Begin Data provided

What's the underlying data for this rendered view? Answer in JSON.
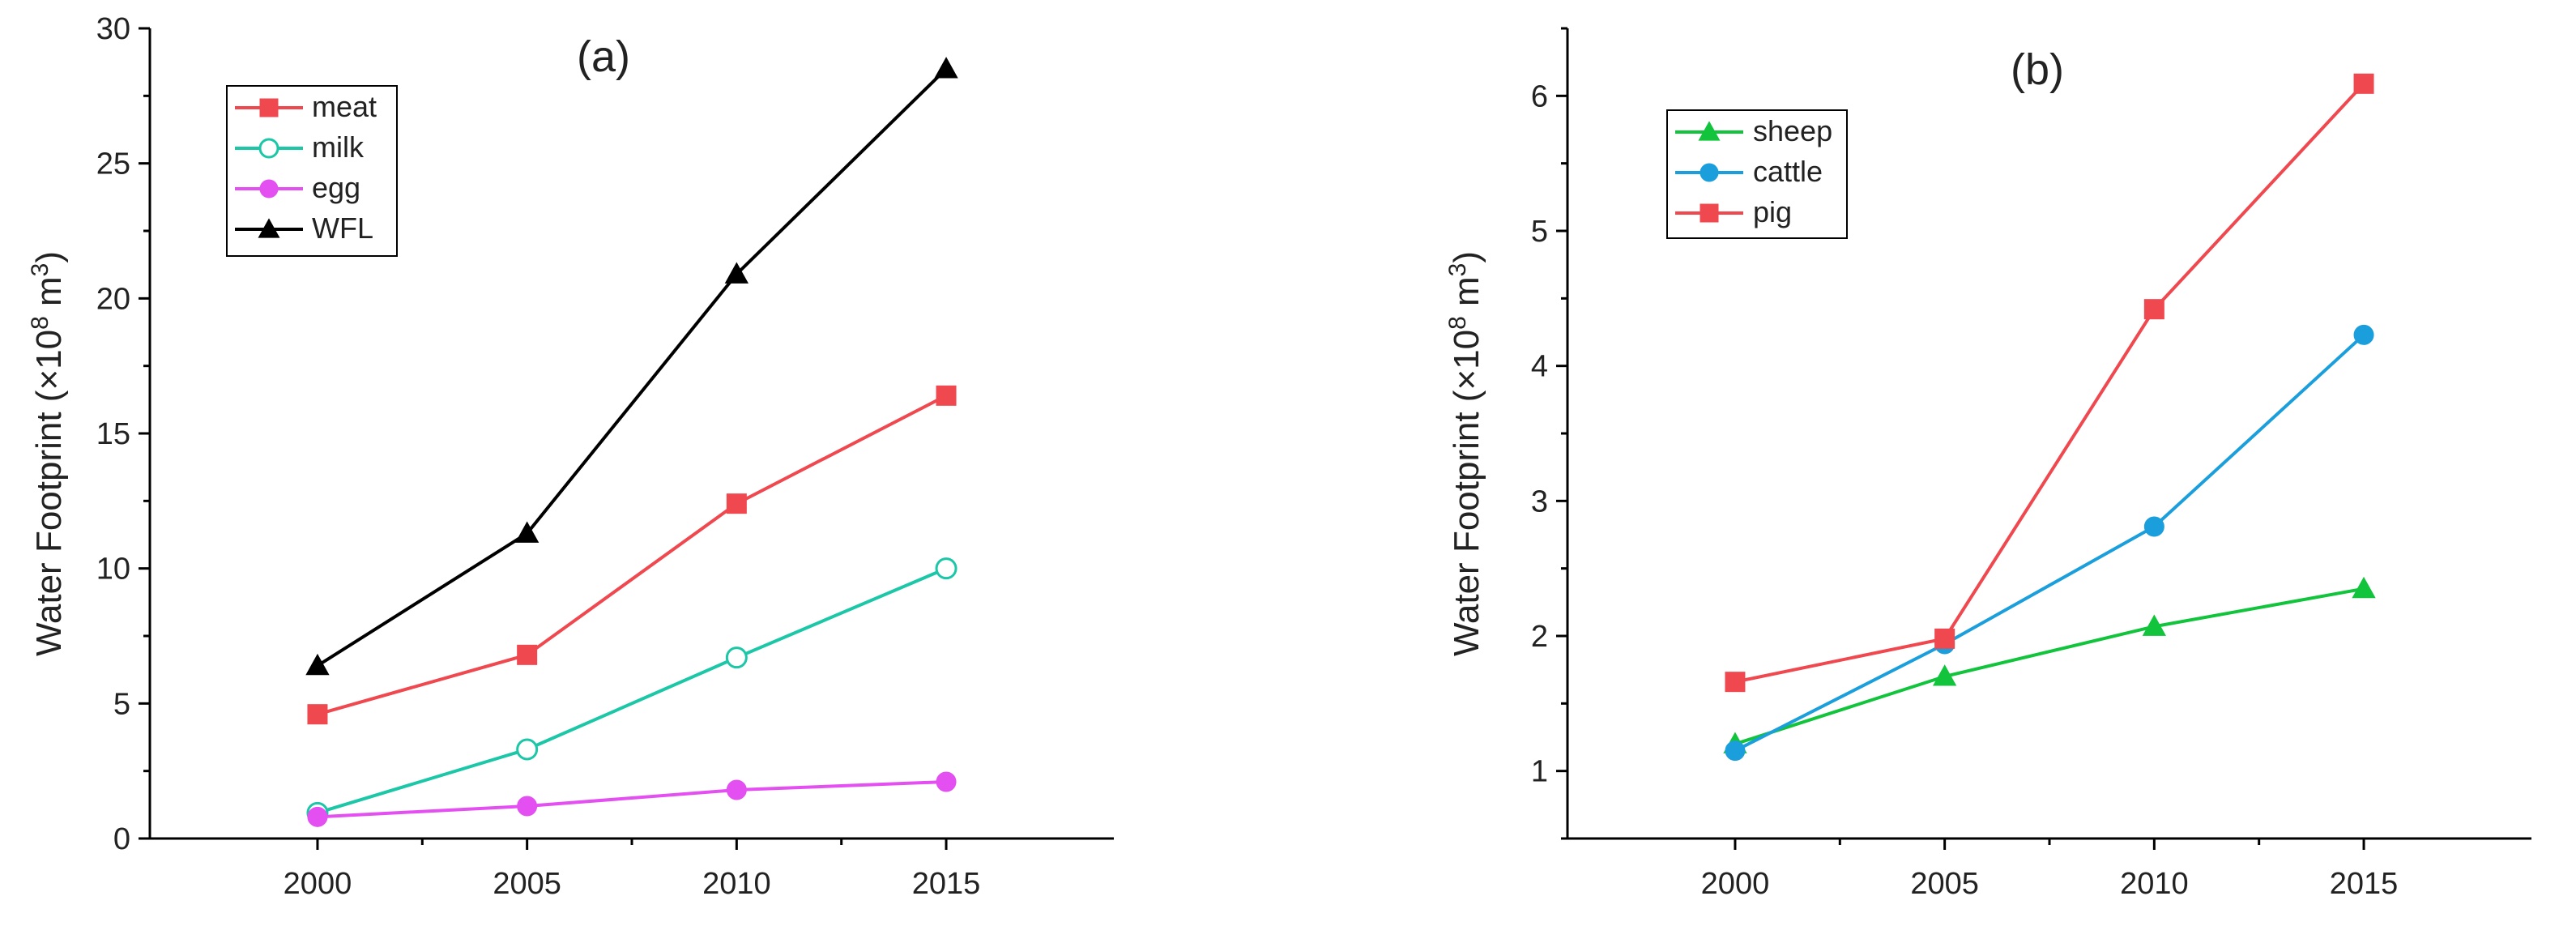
{
  "chart_data": [
    {
      "type": "line",
      "title": "(a)",
      "xlabel": "",
      "ylabel": "Water Footprint (×10⁸ m³)",
      "ylabel_parts": {
        "main": "Water Footprint (×10",
        "sup1": "8",
        "mid": " m",
        "sup2": "3",
        "end": ")"
      },
      "x": [
        2000,
        2005,
        2010,
        2015
      ],
      "x_ticks": [
        "2000",
        "2005",
        "2010",
        "2015"
      ],
      "xlim": [
        1996,
        2019
      ],
      "ylim": [
        0,
        30
      ],
      "y_ticks": [
        0,
        5,
        10,
        15,
        20,
        25,
        30
      ],
      "legend_position": "top-left",
      "series": [
        {
          "name": "meat",
          "values": [
            4.6,
            6.8,
            12.4,
            16.4
          ],
          "color": "#f0484f",
          "marker": "square",
          "filled": true
        },
        {
          "name": "milk",
          "values": [
            0.95,
            3.3,
            6.7,
            10.0
          ],
          "color": "#1cc7a8",
          "marker": "circle",
          "filled": false
        },
        {
          "name": "egg",
          "values": [
            0.8,
            1.2,
            1.8,
            2.1
          ],
          "color": "#e34ff0",
          "marker": "circle",
          "filled": true
        },
        {
          "name": "WFL",
          "values": [
            6.4,
            11.3,
            20.9,
            28.5
          ],
          "color": "#000000",
          "marker": "triangle",
          "filled": true
        }
      ]
    },
    {
      "type": "line",
      "title": "(b)",
      "xlabel": "",
      "ylabel": "Water Footprint (×10⁸ m³)",
      "ylabel_parts": {
        "main": "Water Footprint (×10",
        "sup1": "8",
        "mid": " m",
        "sup2": "3",
        "end": ")"
      },
      "x": [
        2000,
        2005,
        2010,
        2015
      ],
      "x_ticks": [
        "2000",
        "2005",
        "2010",
        "2015"
      ],
      "xlim": [
        1996,
        2019
      ],
      "ylim": [
        0.5,
        6.5
      ],
      "y_ticks": [
        1,
        2,
        3,
        4,
        5,
        6
      ],
      "legend_position": "top-left",
      "series": [
        {
          "name": "sheep",
          "values": [
            1.2,
            1.7,
            2.07,
            2.35
          ],
          "color": "#11c43c",
          "marker": "triangle",
          "filled": true
        },
        {
          "name": "cattle",
          "values": [
            1.15,
            1.94,
            2.81,
            4.23
          ],
          "color": "#1a9fdc",
          "marker": "circle",
          "filled": true
        },
        {
          "name": "pig",
          "values": [
            1.66,
            1.98,
            4.42,
            6.09
          ],
          "color": "#f0484f",
          "marker": "square",
          "filled": true
        }
      ]
    }
  ]
}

End Data provided

Go back to the records above and write them out exactly, without the pictures.

What's the underlying data for this rendered view? Answer in JSON.
{
  "chart_data": [
    {
      "type": "line",
      "title": "(a)",
      "xlabel": "",
      "ylabel": "Water Footprint (×10⁸ m³)",
      "ylabel_parts": {
        "main": "Water Footprint (×10",
        "sup1": "8",
        "mid": " m",
        "sup2": "3",
        "end": ")"
      },
      "x": [
        2000,
        2005,
        2010,
        2015
      ],
      "x_ticks": [
        "2000",
        "2005",
        "2010",
        "2015"
      ],
      "xlim": [
        1996,
        2019
      ],
      "ylim": [
        0,
        30
      ],
      "y_ticks": [
        0,
        5,
        10,
        15,
        20,
        25,
        30
      ],
      "legend_position": "top-left",
      "series": [
        {
          "name": "meat",
          "values": [
            4.6,
            6.8,
            12.4,
            16.4
          ],
          "color": "#f0484f",
          "marker": "square",
          "filled": true
        },
        {
          "name": "milk",
          "values": [
            0.95,
            3.3,
            6.7,
            10.0
          ],
          "color": "#1cc7a8",
          "marker": "circle",
          "filled": false
        },
        {
          "name": "egg",
          "values": [
            0.8,
            1.2,
            1.8,
            2.1
          ],
          "color": "#e34ff0",
          "marker": "circle",
          "filled": true
        },
        {
          "name": "WFL",
          "values": [
            6.4,
            11.3,
            20.9,
            28.5
          ],
          "color": "#000000",
          "marker": "triangle",
          "filled": true
        }
      ]
    },
    {
      "type": "line",
      "title": "(b)",
      "xlabel": "",
      "ylabel": "Water Footprint (×10⁸ m³)",
      "ylabel_parts": {
        "main": "Water Footprint (×10",
        "sup1": "8",
        "mid": " m",
        "sup2": "3",
        "end": ")"
      },
      "x": [
        2000,
        2005,
        2010,
        2015
      ],
      "x_ticks": [
        "2000",
        "2005",
        "2010",
        "2015"
      ],
      "xlim": [
        1996,
        2019
      ],
      "ylim": [
        0.5,
        6.5
      ],
      "y_ticks": [
        1,
        2,
        3,
        4,
        5,
        6
      ],
      "legend_position": "top-left",
      "series": [
        {
          "name": "sheep",
          "values": [
            1.2,
            1.7,
            2.07,
            2.35
          ],
          "color": "#11c43c",
          "marker": "triangle",
          "filled": true
        },
        {
          "name": "cattle",
          "values": [
            1.15,
            1.94,
            2.81,
            4.23
          ],
          "color": "#1a9fdc",
          "marker": "circle",
          "filled": true
        },
        {
          "name": "pig",
          "values": [
            1.66,
            1.98,
            4.42,
            6.09
          ],
          "color": "#f0484f",
          "marker": "square",
          "filled": true
        }
      ]
    }
  ]
}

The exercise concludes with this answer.